===== EXCERPTED RECORDS

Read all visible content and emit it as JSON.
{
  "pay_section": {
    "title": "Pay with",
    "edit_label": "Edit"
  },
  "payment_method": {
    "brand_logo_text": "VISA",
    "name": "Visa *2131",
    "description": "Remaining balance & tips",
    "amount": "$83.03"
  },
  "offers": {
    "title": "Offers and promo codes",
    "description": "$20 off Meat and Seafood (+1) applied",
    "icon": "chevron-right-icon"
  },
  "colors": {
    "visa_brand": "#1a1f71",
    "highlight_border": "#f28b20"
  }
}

==========
===== EXCERPTED RECORDS

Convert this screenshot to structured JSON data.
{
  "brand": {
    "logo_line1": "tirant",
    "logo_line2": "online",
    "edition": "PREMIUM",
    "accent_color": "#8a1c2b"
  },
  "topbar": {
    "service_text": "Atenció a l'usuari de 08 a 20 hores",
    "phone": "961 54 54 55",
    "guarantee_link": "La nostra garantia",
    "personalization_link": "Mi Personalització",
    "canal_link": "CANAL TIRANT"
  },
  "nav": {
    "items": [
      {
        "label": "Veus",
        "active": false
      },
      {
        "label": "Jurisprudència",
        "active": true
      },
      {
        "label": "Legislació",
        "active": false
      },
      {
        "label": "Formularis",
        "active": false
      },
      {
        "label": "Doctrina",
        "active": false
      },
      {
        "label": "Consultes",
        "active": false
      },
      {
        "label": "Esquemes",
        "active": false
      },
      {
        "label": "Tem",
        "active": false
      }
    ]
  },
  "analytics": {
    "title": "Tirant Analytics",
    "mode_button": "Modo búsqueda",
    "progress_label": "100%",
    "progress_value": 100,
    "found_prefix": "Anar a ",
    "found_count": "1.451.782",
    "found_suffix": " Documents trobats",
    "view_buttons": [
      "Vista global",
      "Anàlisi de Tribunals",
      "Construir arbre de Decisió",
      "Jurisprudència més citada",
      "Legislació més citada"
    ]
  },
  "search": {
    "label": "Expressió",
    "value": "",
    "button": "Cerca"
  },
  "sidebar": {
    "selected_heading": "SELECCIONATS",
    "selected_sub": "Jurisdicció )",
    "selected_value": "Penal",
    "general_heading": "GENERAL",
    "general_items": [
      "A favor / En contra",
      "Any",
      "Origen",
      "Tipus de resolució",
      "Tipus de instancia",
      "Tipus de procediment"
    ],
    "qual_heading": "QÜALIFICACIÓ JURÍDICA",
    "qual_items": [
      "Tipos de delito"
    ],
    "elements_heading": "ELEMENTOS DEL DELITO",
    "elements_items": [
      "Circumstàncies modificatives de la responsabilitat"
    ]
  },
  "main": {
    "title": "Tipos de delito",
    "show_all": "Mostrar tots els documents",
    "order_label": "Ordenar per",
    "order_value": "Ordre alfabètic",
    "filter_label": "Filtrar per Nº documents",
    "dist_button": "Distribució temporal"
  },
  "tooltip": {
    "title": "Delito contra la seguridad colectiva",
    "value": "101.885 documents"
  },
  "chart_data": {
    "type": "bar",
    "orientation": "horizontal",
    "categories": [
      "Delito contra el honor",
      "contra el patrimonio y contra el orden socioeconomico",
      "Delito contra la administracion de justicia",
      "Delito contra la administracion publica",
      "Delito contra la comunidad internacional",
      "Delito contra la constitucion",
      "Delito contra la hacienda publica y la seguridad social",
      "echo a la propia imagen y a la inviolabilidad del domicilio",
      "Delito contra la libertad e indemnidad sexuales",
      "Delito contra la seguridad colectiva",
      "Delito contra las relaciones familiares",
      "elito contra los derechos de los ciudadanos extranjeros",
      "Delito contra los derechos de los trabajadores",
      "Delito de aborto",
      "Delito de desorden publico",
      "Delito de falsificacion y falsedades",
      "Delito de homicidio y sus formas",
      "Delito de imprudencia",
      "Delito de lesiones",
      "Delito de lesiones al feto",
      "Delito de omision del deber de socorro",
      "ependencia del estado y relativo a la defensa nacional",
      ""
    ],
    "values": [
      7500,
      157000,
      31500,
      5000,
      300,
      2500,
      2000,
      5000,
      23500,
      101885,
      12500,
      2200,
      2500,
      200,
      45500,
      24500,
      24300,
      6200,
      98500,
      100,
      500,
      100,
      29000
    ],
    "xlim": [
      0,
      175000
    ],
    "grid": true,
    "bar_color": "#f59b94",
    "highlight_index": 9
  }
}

==========
===== EXCERPTED RECORDS

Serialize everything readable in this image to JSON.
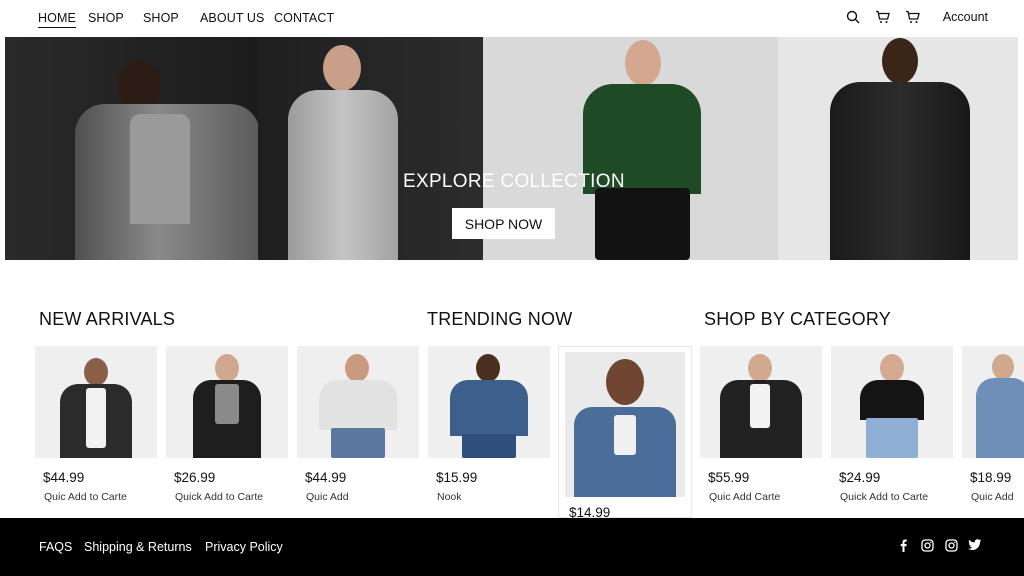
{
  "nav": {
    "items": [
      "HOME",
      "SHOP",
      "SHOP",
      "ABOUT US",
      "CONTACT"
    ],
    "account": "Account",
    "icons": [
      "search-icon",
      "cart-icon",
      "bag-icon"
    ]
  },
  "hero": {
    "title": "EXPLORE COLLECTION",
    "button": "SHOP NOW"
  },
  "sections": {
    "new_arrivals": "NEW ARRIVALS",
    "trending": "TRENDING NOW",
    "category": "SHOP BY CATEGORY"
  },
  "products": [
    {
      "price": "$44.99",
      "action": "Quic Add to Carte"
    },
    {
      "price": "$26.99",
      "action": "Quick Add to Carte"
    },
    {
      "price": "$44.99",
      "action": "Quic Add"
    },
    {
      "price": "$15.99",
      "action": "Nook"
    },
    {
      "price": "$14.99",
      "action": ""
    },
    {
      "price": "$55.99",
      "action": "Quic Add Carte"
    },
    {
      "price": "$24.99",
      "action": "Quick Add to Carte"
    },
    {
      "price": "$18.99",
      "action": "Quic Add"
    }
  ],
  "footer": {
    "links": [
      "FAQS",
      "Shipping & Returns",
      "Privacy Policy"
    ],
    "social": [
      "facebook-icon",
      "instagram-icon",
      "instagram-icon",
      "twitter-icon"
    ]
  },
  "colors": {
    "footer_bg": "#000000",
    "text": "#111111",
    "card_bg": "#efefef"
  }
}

==========

**EXERCISE BRIEF**
Check each line above for the word "action" and copy the ones that have it.

**EXPECTED ANSWER**
      "action": "Quic Add to Carte"
      "action": "Quick Add to Carte"
      "action": "Quic Add"
      "action": "Nook"
      "action": ""
      "action": "Quic Add Carte"
      "action": "Quick Add to Carte"
      "action": "Quic Add"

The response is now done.